* **GIVEN TASK**: Make an exact copy of the entries below.

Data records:
+---+
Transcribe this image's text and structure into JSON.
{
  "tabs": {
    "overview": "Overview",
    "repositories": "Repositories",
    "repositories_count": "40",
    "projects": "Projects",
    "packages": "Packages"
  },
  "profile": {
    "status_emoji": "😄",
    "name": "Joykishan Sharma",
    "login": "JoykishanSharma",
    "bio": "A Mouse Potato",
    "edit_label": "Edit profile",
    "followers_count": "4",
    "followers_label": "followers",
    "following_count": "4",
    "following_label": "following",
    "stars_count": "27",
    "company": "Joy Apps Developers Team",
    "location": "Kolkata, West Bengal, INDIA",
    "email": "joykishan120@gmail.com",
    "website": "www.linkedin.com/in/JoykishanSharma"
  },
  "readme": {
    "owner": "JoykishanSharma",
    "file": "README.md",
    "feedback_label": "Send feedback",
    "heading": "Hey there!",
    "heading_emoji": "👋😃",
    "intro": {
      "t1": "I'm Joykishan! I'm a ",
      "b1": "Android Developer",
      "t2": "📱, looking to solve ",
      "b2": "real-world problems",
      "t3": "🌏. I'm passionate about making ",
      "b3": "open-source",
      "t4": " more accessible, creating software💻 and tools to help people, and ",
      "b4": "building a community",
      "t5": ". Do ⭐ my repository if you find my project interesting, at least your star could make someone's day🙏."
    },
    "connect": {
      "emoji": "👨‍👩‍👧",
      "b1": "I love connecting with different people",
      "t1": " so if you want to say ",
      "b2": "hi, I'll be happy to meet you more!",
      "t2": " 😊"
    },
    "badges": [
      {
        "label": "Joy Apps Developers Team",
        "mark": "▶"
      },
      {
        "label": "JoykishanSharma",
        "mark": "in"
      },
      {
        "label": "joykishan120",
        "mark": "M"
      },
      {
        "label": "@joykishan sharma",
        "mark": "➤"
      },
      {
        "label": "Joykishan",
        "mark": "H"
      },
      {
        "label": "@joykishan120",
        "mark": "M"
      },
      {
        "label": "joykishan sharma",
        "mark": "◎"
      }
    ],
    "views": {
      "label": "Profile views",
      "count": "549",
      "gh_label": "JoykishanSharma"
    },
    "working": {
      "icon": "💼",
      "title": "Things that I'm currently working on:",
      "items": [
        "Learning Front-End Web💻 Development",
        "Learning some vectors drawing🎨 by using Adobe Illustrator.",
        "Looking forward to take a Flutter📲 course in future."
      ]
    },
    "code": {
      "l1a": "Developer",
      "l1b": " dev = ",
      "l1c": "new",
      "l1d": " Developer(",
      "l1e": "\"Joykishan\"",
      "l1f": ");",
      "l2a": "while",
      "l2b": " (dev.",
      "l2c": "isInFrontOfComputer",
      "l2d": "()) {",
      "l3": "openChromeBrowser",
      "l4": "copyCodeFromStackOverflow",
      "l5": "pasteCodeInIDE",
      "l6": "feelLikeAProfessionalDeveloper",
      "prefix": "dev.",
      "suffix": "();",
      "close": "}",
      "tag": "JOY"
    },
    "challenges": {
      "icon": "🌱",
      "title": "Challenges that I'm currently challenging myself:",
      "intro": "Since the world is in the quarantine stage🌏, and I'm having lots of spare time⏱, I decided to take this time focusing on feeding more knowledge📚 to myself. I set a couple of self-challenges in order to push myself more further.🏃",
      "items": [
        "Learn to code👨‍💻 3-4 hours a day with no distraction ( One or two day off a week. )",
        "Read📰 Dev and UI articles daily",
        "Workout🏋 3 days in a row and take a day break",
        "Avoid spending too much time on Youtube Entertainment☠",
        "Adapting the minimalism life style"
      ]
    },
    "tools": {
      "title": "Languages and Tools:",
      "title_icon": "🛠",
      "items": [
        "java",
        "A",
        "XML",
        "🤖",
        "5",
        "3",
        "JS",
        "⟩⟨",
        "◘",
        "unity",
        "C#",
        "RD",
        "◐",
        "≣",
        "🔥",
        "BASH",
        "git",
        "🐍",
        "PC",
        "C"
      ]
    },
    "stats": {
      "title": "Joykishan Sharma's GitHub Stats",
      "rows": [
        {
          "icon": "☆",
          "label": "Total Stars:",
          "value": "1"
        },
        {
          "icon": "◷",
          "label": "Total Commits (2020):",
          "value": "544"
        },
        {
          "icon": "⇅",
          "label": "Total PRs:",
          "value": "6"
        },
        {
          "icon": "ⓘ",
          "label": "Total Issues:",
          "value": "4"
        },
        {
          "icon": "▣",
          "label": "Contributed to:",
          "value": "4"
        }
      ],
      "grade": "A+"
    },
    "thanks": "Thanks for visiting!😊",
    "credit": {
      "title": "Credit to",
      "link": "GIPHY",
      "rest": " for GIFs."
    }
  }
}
+---+
* **CORRECT ANSWER**:
Transcribe this image's text and structure into JSON.
{
  "tabs": {
    "overview": "Overview",
    "repositories": "Repositories",
    "repositories_count": "40",
    "projects": "Projects",
    "packages": "Packages"
  },
  "profile": {
    "status_emoji": "😄",
    "name": "Joykishan Sharma",
    "login": "JoykishanSharma",
    "bio": "A Mouse Potato",
    "edit_label": "Edit profile",
    "followers_count": "4",
    "followers_label": "followers",
    "following_count": "4",
    "following_label": "following",
    "stars_count": "27",
    "company": "Joy Apps Developers Team",
    "location": "Kolkata, West Bengal, INDIA",
    "email": "joykishan120@gmail.com",
    "website": "www.linkedin.com/in/JoykishanSharma"
  },
  "readme": {
    "owner": "JoykishanSharma",
    "file": "README.md",
    "feedback_label": "Send feedback",
    "heading": "Hey there!",
    "heading_emoji": "👋😃",
    "intro": {
      "t1": "I'm Joykishan! I'm a ",
      "b1": "Android Developer",
      "t2": "📱, looking to solve ",
      "b2": "real-world problems",
      "t3": "🌏. I'm passionate about making ",
      "b3": "open-source",
      "t4": " more accessible, creating software💻 and tools to help people, and ",
      "b4": "building a community",
      "t5": ". Do ⭐ my repository if you find my project interesting, at least your star could make someone's day🙏."
    },
    "connect": {
      "emoji": "👨‍👩‍👧",
      "b1": "I love connecting with different people",
      "t1": " so if you want to say ",
      "b2": "hi, I'll be happy to meet you more!",
      "t2": " 😊"
    },
    "badges": [
      {
        "label": "Joy Apps Developers Team",
        "mark": "▶"
      },
      {
        "label": "JoykishanSharma",
        "mark": "in"
      },
      {
        "label": "joykishan120",
        "mark": "M"
      },
      {
        "label": "@joykishan sharma",
        "mark": "➤"
      },
      {
        "label": "Joykishan",
        "mark": "H"
      },
      {
        "label": "@joykishan120",
        "mark": "M"
      },
      {
        "label": "joykishan sharma",
        "mark": "◎"
      }
    ],
    "views": {
      "label": "Profile views",
      "count": "549",
      "gh_label": "JoykishanSharma"
    },
    "working": {
      "icon": "💼",
      "title": "Things that I'm currently working on:",
      "items": [
        "Learning Front-End Web💻 Development",
        "Learning some vectors drawing🎨 by using Adobe Illustrator.",
        "Looking forward to take a Flutter📲 course in future."
      ]
    },
    "code": {
      "l1a": "Developer",
      "l1b": " dev = ",
      "l1c": "new",
      "l1d": " Developer(",
      "l1e": "\"Joykishan\"",
      "l1f": ");",
      "l2a": "while",
      "l2b": " (dev.",
      "l2c": "isInFrontOfComputer",
      "l2d": "()) {",
      "l3": "openChromeBrowser",
      "l4": "copyCodeFromStackOverflow",
      "l5": "pasteCodeInIDE",
      "l6": "feelLikeAProfessionalDeveloper",
      "prefix": "dev.",
      "suffix": "();",
      "close": "}",
      "tag": "JOY"
    },
    "challenges": {
      "icon": "🌱",
      "title": "Challenges that I'm currently challenging myself:",
      "intro": "Since the world is in the quarantine stage🌏, and I'm having lots of spare time⏱, I decided to take this time focusing on feeding more knowledge📚 to myself. I set a couple of self-challenges in order to push myself more further.🏃",
      "items": [
        "Learn to code👨‍💻 3-4 hours a day with no distraction ( One or two day off a week. )",
        "Read📰 Dev and UI articles daily",
        "Workout🏋 3 days in a row and take a day break",
        "Avoid spending too much time on Youtube Entertainment☠",
        "Adapting the minimalism life style"
      ]
    },
    "tools": {
      "title": "Languages and Tools:",
      "title_icon": "🛠",
      "items": [
        "java",
        "A",
        "XML",
        "🤖",
        "5",
        "3",
        "JS",
        "⟩⟨",
        "◘",
        "unity",
        "C#",
        "RD",
        "◐",
        "≣",
        "🔥",
        "BASH",
        "git",
        "🐍",
        "PC",
        "C"
      ]
    },
    "stats": {
      "title": "Joykishan Sharma's GitHub Stats",
      "rows": [
        {
          "icon": "☆",
          "label": "Total Stars:",
          "value": "1"
        },
        {
          "icon": "◷",
          "label": "Total Commits (2020):",
          "value": "544"
        },
        {
          "icon": "⇅",
          "label": "Total PRs:",
          "value": "6"
        },
        {
          "icon": "ⓘ",
          "label": "Total Issues:",
          "value": "4"
        },
        {
          "icon": "▣",
          "label": "Contributed to:",
          "value": "4"
        }
      ],
      "grade": "A+"
    },
    "thanks": "Thanks for visiting!😊",
    "credit": {
      "title": "Credit to",
      "link": "GIPHY",
      "rest": " for GIFs."
    }
  }
}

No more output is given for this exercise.